Given task: Where does the string "dSTEC" appear in the records? Copy every line that contains it.

[Stored data entries]
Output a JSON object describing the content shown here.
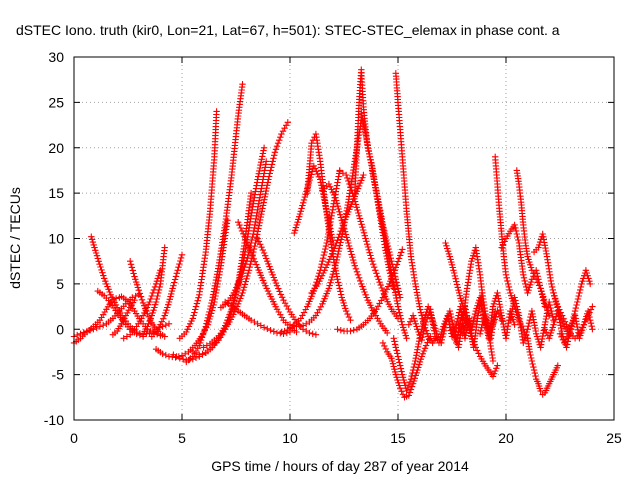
{
  "chart_data": {
    "type": "scatter",
    "title": "dSTEC Iono. truth (kir0, Lon=21, Lat=67, h=501): STEC-STEC_elemax in phase cont. a",
    "xlabel": "GPS time / hours of day 287 of year 2014",
    "ylabel": "dSTEC  / TECUs",
    "xlim": [
      0,
      25
    ],
    "ylim": [
      -10,
      30
    ],
    "xticks": [
      0,
      5,
      10,
      15,
      20,
      25
    ],
    "yticks": [
      -10,
      -5,
      0,
      5,
      10,
      15,
      20,
      25,
      30
    ],
    "grid": true,
    "marker": "+",
    "color": "#ff0000",
    "series": [
      {
        "x": [
          0.0,
          0.3,
          0.6,
          0.9,
          1.2,
          1.5,
          1.8,
          2.1
        ],
        "y": [
          -1.5,
          -1.0,
          -0.3,
          0.3,
          1.0,
          2.2,
          3.3,
          3.5
        ]
      },
      {
        "x": [
          0.0,
          0.3,
          0.6,
          0.9,
          1.2,
          1.5,
          1.8,
          2.1,
          2.4,
          2.7,
          3.0
        ],
        "y": [
          -0.8,
          -0.5,
          -0.2,
          0.0,
          0.3,
          0.6,
          1.2,
          2.0,
          2.8,
          3.5,
          3.8
        ]
      },
      {
        "x": [
          0.8,
          1.1,
          1.4,
          1.7,
          2.0,
          2.3,
          2.6,
          2.9,
          3.2,
          3.5,
          3.8,
          4.1,
          4.4
        ],
        "y": [
          10.2,
          7.8,
          5.6,
          3.8,
          2.4,
          1.2,
          0.3,
          -0.3,
          -0.6,
          -0.4,
          0.0,
          0.3,
          0.6
        ]
      },
      {
        "x": [
          1.1,
          1.4,
          1.7,
          2.0,
          2.3,
          2.6,
          2.9,
          3.2
        ],
        "y": [
          4.2,
          3.7,
          2.9,
          1.8,
          0.8,
          0.0,
          -0.5,
          -0.8
        ]
      },
      {
        "x": [
          2.2,
          2.5,
          2.8,
          3.1,
          3.4,
          3.7,
          4.0
        ],
        "y": [
          3.6,
          3.1,
          2.0,
          0.9,
          0.0,
          -0.4,
          -0.7
        ]
      },
      {
        "x": [
          1.8,
          2.0,
          2.2,
          2.4,
          2.6,
          2.8
        ],
        "y": [
          -0.6,
          -0.2,
          0.6,
          1.5,
          2.4,
          3.2
        ]
      },
      {
        "x": [
          2.6,
          2.8,
          3.0,
          3.2,
          3.4,
          3.6,
          3.8,
          4.0,
          4.2
        ],
        "y": [
          7.5,
          5.8,
          4.3,
          2.9,
          1.7,
          0.7,
          0.0,
          -0.5,
          -0.8
        ]
      },
      {
        "x": [
          2.3,
          2.6,
          2.9,
          3.2,
          3.5,
          3.8,
          4.0
        ],
        "y": [
          -1.0,
          -0.6,
          0.3,
          1.5,
          3.0,
          5.0,
          6.5
        ]
      },
      {
        "x": [
          3.2,
          3.4,
          3.6,
          3.8,
          4.0,
          4.2
        ],
        "y": [
          -0.5,
          0.3,
          1.5,
          3.0,
          5.0,
          9.0
        ]
      },
      {
        "x": [
          3.6,
          3.8,
          4.0,
          4.2,
          4.4,
          4.6,
          4.8,
          5.0
        ],
        "y": [
          -0.8,
          -0.3,
          0.5,
          1.5,
          3.0,
          4.8,
          6.5,
          8.2
        ]
      },
      {
        "x": [
          3.8,
          4.1,
          4.4,
          4.7,
          5.0,
          5.3,
          5.6,
          5.9,
          6.2,
          6.5,
          6.8,
          7.1
        ],
        "y": [
          -2.2,
          -2.7,
          -3.0,
          -3.1,
          -2.9,
          -2.5,
          -1.8,
          -0.8,
          0.5,
          3.0,
          7.0,
          12.0
        ]
      },
      {
        "x": [
          4.6,
          4.9,
          5.2,
          5.5,
          5.8,
          6.1,
          6.4,
          6.7,
          7.0,
          7.3,
          7.6,
          7.9,
          8.2
        ],
        "y": [
          -2.8,
          -3.2,
          -3.4,
          -3.3,
          -3.0,
          -2.6,
          -2.0,
          -1.2,
          0.0,
          2.0,
          5.0,
          9.5,
          15.0
        ]
      },
      {
        "x": [
          5.2,
          5.5,
          5.8,
          6.1,
          6.4,
          6.7,
          7.0,
          7.3,
          7.6,
          7.8
        ],
        "y": [
          -3.6,
          -3.0,
          -1.8,
          0.3,
          3.2,
          7.0,
          11.5,
          17.0,
          23.5,
          27.0
        ]
      },
      {
        "x": [
          4.9,
          5.2,
          5.5,
          5.8,
          6.1,
          6.3,
          6.5,
          6.6
        ],
        "y": [
          -1.0,
          -0.3,
          1.2,
          3.8,
          8.5,
          13.0,
          19.0,
          24.0
        ]
      },
      {
        "x": [
          5.5,
          5.8,
          6.1,
          6.4,
          6.7,
          7.0,
          7.3,
          7.6,
          7.9,
          8.2,
          8.5,
          8.8
        ],
        "y": [
          -2.4,
          -2.8,
          -2.6,
          -2.0,
          -1.0,
          0.4,
          2.2,
          4.8,
          8.2,
          12.5,
          16.5,
          20.0
        ]
      },
      {
        "x": [
          6.0,
          6.3,
          6.6,
          6.9,
          7.2,
          7.5,
          7.8,
          8.1,
          8.4,
          8.7,
          9.0,
          9.3,
          9.6,
          9.9
        ],
        "y": [
          -2.0,
          -1.6,
          -1.0,
          -0.2,
          0.8,
          2.2,
          4.0,
          6.5,
          9.5,
          13.0,
          16.5,
          19.5,
          21.5,
          22.8
        ]
      },
      {
        "x": [
          6.8,
          7.1,
          7.4,
          7.7,
          8.0,
          8.3,
          8.6,
          8.9
        ],
        "y": [
          2.4,
          2.9,
          4.0,
          5.5,
          7.5,
          10.5,
          14.5,
          18.5
        ]
      },
      {
        "x": [
          7.6,
          7.9,
          8.2,
          8.5,
          8.8,
          9.1,
          9.4,
          9.7,
          10.0,
          10.3
        ],
        "y": [
          11.8,
          10.2,
          8.4,
          6.8,
          5.1,
          3.6,
          2.2,
          1.0,
          0.2,
          -0.3
        ]
      },
      {
        "x": [
          7.0,
          7.3,
          7.6,
          7.9,
          8.2,
          8.5,
          8.8,
          9.1,
          9.4,
          9.7,
          10.0
        ],
        "y": [
          3.0,
          2.6,
          2.0,
          1.5,
          1.0,
          0.6,
          0.2,
          -0.1,
          -0.4,
          -0.5,
          -0.3
        ]
      },
      {
        "x": [
          8.5,
          8.8,
          9.1,
          9.4,
          9.7,
          10.0,
          10.3,
          10.6,
          10.9,
          11.2
        ],
        "y": [
          10.0,
          8.4,
          6.6,
          4.8,
          3.2,
          1.9,
          0.8,
          0.0,
          -0.4,
          -0.6
        ]
      },
      {
        "x": [
          9.6,
          9.9,
          10.2,
          10.5,
          10.8,
          11.1,
          11.4,
          11.7,
          12.0,
          12.3
        ],
        "y": [
          -0.3,
          -0.1,
          0.4,
          1.2,
          2.5,
          4.2,
          6.5,
          9.5,
          13.5,
          17.5
        ]
      },
      {
        "x": [
          10.0,
          10.3,
          10.6,
          10.9,
          11.2,
          11.5,
          11.8,
          12.1,
          12.4,
          12.7,
          13.0,
          13.3
        ],
        "y": [
          0.5,
          0.3,
          0.4,
          0.8,
          1.5,
          2.8,
          4.5,
          7.0,
          10.2,
          14.0,
          18.5,
          23.0
        ]
      },
      {
        "x": [
          10.2,
          10.5,
          10.8,
          11.1,
          11.4,
          11.7,
          12.0
        ],
        "y": [
          10.6,
          13.0,
          15.5,
          18.0,
          16.5,
          13.0,
          9.5
        ]
      },
      {
        "x": [
          10.8,
          11.0,
          11.2,
          11.4,
          11.6,
          11.8,
          12.0,
          12.2,
          12.4,
          12.6,
          12.8
        ],
        "y": [
          15.0,
          20.5,
          21.5,
          18.5,
          14.5,
          11.0,
          8.0,
          5.5,
          3.5,
          2.0,
          1.0
        ]
      },
      {
        "x": [
          11.5,
          11.8,
          12.1,
          12.4,
          12.7,
          13.0,
          13.3,
          13.6,
          13.9,
          14.2,
          14.5
        ],
        "y": [
          15.3,
          16.0,
          14.5,
          12.0,
          9.5,
          7.0,
          5.0,
          3.2,
          1.8,
          0.6,
          -0.4
        ]
      },
      {
        "x": [
          12.3,
          12.6,
          12.9,
          13.2,
          13.5,
          13.8,
          14.1,
          14.4,
          14.7,
          15.0
        ],
        "y": [
          17.4,
          17.0,
          15.0,
          12.5,
          10.0,
          7.5,
          5.5,
          3.6,
          2.2,
          1.2
        ]
      },
      {
        "x": [
          13.0,
          13.1,
          13.2,
          13.3,
          13.4,
          13.5,
          13.6,
          13.7,
          13.8,
          13.9,
          14.0,
          14.2,
          14.4,
          14.6,
          14.8
        ],
        "y": [
          15.0,
          20.0,
          25.0,
          28.6,
          24.5,
          22.0,
          20.0,
          19.0,
          18.0,
          16.5,
          15.0,
          12.0,
          9.0,
          6.5,
          4.5
        ]
      },
      {
        "x": [
          13.3,
          13.5,
          13.7,
          13.9,
          14.1,
          14.3,
          14.5,
          14.7,
          14.9,
          15.1
        ],
        "y": [
          23.8,
          21.5,
          19.0,
          16.5,
          14.0,
          11.5,
          9.5,
          7.5,
          5.5,
          3.5
        ]
      },
      {
        "x": [
          13.8,
          14.0,
          14.2,
          14.4,
          14.6,
          14.8,
          15.0,
          15.2,
          15.4
        ],
        "y": [
          17.5,
          15.0,
          12.5,
          10.0,
          7.5,
          5.0,
          2.5,
          0.5,
          -1.0
        ]
      },
      {
        "x": [
          11.0,
          11.3,
          11.6,
          11.9,
          12.2,
          12.5,
          12.8,
          13.1,
          13.4
        ],
        "y": [
          4.0,
          5.0,
          6.5,
          8.0,
          9.8,
          11.8,
          13.5,
          15.2,
          17.0
        ]
      },
      {
        "x": [
          12.2,
          12.5,
          12.8,
          13.1,
          13.4,
          13.7,
          14.0,
          14.3,
          14.6,
          14.9,
          15.2
        ],
        "y": [
          0.0,
          -0.2,
          -0.2,
          0.0,
          0.5,
          1.2,
          2.2,
          3.5,
          5.0,
          6.8,
          8.8
        ]
      },
      {
        "x": [
          14.9,
          15.0,
          15.1,
          15.2,
          15.3,
          15.4,
          15.5,
          15.6,
          15.8,
          16.0,
          16.2,
          16.4,
          16.6,
          16.8
        ],
        "y": [
          28.2,
          25.0,
          22.0,
          19.0,
          16.0,
          13.0,
          10.5,
          8.0,
          5.0,
          2.5,
          0.5,
          -0.8,
          -1.5,
          -0.8
        ]
      },
      {
        "x": [
          14.3,
          14.5,
          14.7,
          14.9,
          15.1,
          15.3,
          15.5,
          15.7,
          15.9,
          16.1,
          16.3,
          16.5
        ],
        "y": [
          -1.5,
          -2.5,
          -3.2,
          -5.0,
          -6.5,
          -7.5,
          -7.3,
          -6.0,
          -4.5,
          -3.0,
          -1.8,
          -0.8
        ]
      },
      {
        "x": [
          14.8,
          15.0,
          15.2,
          15.4,
          15.6,
          15.8,
          16.0,
          16.2,
          16.4,
          16.6,
          16.8,
          17.0
        ],
        "y": [
          -1.0,
          -3.0,
          -5.0,
          -6.8,
          -5.5,
          -3.5,
          -1.0,
          1.0,
          2.5,
          1.0,
          -0.5,
          -1.5
        ]
      },
      {
        "x": [
          15.5,
          15.7,
          15.9,
          16.1,
          16.3,
          16.5,
          16.7,
          16.9,
          17.1,
          17.3,
          17.5,
          17.7,
          17.9,
          18.1,
          18.3,
          18.5
        ],
        "y": [
          0.5,
          1.5,
          0.0,
          -1.2,
          0.8,
          2.2,
          -0.5,
          -1.5,
          0.3,
          1.5,
          -0.8,
          0.5,
          2.5,
          -1.0,
          1.2,
          -2.0
        ]
      },
      {
        "x": [
          17.2,
          17.4,
          17.6,
          17.8,
          18.0,
          18.2,
          18.4,
          18.6,
          18.8,
          19.0,
          19.2,
          19.4,
          19.6
        ],
        "y": [
          9.5,
          8.0,
          6.2,
          4.3,
          2.5,
          0.8,
          -0.8,
          -2.0,
          -3.0,
          -3.8,
          -4.5,
          -5.2,
          -4.0
        ]
      },
      {
        "x": [
          17.0,
          17.2,
          17.4,
          17.6,
          17.8,
          18.0,
          18.2,
          18.4,
          18.6,
          18.8,
          19.0,
          19.2,
          19.4
        ],
        "y": [
          -1.5,
          0.5,
          2.0,
          0.0,
          -2.0,
          1.0,
          4.5,
          7.5,
          9.0,
          6.0,
          2.0,
          -0.5,
          -3.5
        ]
      },
      {
        "x": [
          17.5,
          17.7,
          17.9,
          18.1,
          18.3,
          18.5,
          18.7,
          18.9,
          19.1,
          19.3,
          19.5
        ],
        "y": [
          0.0,
          -1.5,
          1.0,
          2.5,
          0.5,
          -2.0,
          1.5,
          4.0,
          1.0,
          -1.0,
          2.0
        ]
      },
      {
        "x": [
          18.8,
          19.0,
          19.2,
          19.4,
          19.6,
          19.8,
          20.0,
          20.2,
          20.4
        ],
        "y": [
          -0.5,
          1.5,
          -1.0,
          2.5,
          4.0,
          1.5,
          -1.0,
          2.0,
          0.5
        ]
      },
      {
        "x": [
          19.5,
          19.6,
          19.7,
          19.8,
          19.9,
          20.0,
          20.2,
          20.4,
          20.6,
          20.8,
          21.0
        ],
        "y": [
          19.0,
          16.0,
          13.0,
          10.5,
          8.0,
          6.0,
          4.0,
          2.5,
          1.0,
          0.0,
          -1.0
        ]
      },
      {
        "x": [
          19.8,
          20.0,
          20.2,
          20.4,
          20.6,
          20.8,
          21.0,
          21.2,
          21.4,
          21.6,
          21.8
        ],
        "y": [
          9.0,
          10.0,
          10.8,
          11.5,
          9.5,
          6.0,
          4.0,
          5.5,
          6.5,
          4.5,
          2.5
        ]
      },
      {
        "x": [
          20.5,
          20.6,
          20.7,
          20.8,
          20.9,
          21.0,
          21.2,
          21.4,
          21.6,
          21.8,
          22.0
        ],
        "y": [
          17.5,
          16.0,
          14.0,
          11.5,
          9.5,
          8.0,
          6.5,
          5.5,
          4.5,
          3.0,
          1.5
        ]
      },
      {
        "x": [
          20.2,
          20.4,
          20.6,
          20.8,
          21.0,
          21.2,
          21.4,
          21.6,
          21.8,
          22.0,
          22.2
        ],
        "y": [
          1.0,
          3.5,
          1.5,
          -1.5,
          0.0,
          2.0,
          -0.5,
          -2.0,
          0.5,
          3.0,
          1.0
        ]
      },
      {
        "x": [
          21.0,
          21.1,
          21.2,
          21.3,
          21.4,
          21.5,
          21.6,
          21.7,
          21.8,
          21.9,
          22.0,
          22.1,
          22.2,
          22.3,
          22.4
        ],
        "y": [
          -1.0,
          -2.5,
          -3.5,
          -4.5,
          -5.5,
          -6.0,
          -6.8,
          -7.2,
          -7.0,
          -6.5,
          -6.0,
          -5.5,
          -5.0,
          -4.5,
          -4.0
        ]
      },
      {
        "x": [
          21.3,
          21.5,
          21.7,
          21.9,
          22.1,
          22.3,
          22.5,
          22.7,
          22.9
        ],
        "y": [
          8.5,
          9.0,
          10.5,
          8.0,
          5.0,
          3.0,
          1.5,
          0.3,
          -0.5
        ]
      },
      {
        "x": [
          21.8,
          22.0,
          22.2,
          22.4,
          22.6,
          22.8,
          23.0,
          23.2,
          23.4,
          23.6,
          23.8,
          24.0
        ],
        "y": [
          0.0,
          -1.0,
          0.5,
          2.0,
          -0.5,
          -2.0,
          0.0,
          1.5,
          -1.0,
          0.5,
          2.0,
          0.0
        ]
      },
      {
        "x": [
          22.5,
          22.7,
          22.9,
          23.1,
          23.3,
          23.5,
          23.7,
          23.9
        ],
        "y": [
          -0.5,
          -1.5,
          -0.5,
          1.0,
          3.0,
          5.0,
          6.5,
          5.0
        ]
      },
      {
        "x": [
          22.2,
          22.4,
          22.6,
          22.8,
          23.0,
          23.2,
          23.4,
          23.6,
          23.8,
          24.0
        ],
        "y": [
          4.0,
          2.5,
          1.5,
          0.5,
          -0.5,
          -1.0,
          -0.5,
          0.5,
          1.5,
          2.5
        ]
      },
      {
        "x": [
          17.8,
          18.0,
          18.2,
          18.4,
          18.6,
          18.8,
          19.0,
          19.2,
          19.4,
          19.6,
          19.8
        ],
        "y": [
          0.5,
          -0.5,
          1.0,
          0.0,
          2.0,
          3.5,
          1.0,
          -0.5,
          0.5,
          2.0,
          1.0
        ]
      }
    ]
  }
}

Expected answer:
    "title": "dSTEC Iono. truth (kir0, Lon=21, Lat=67, h=501): STEC-STEC_elemax in phase cont. a",
    "ylabel": "dSTEC  / TECUs",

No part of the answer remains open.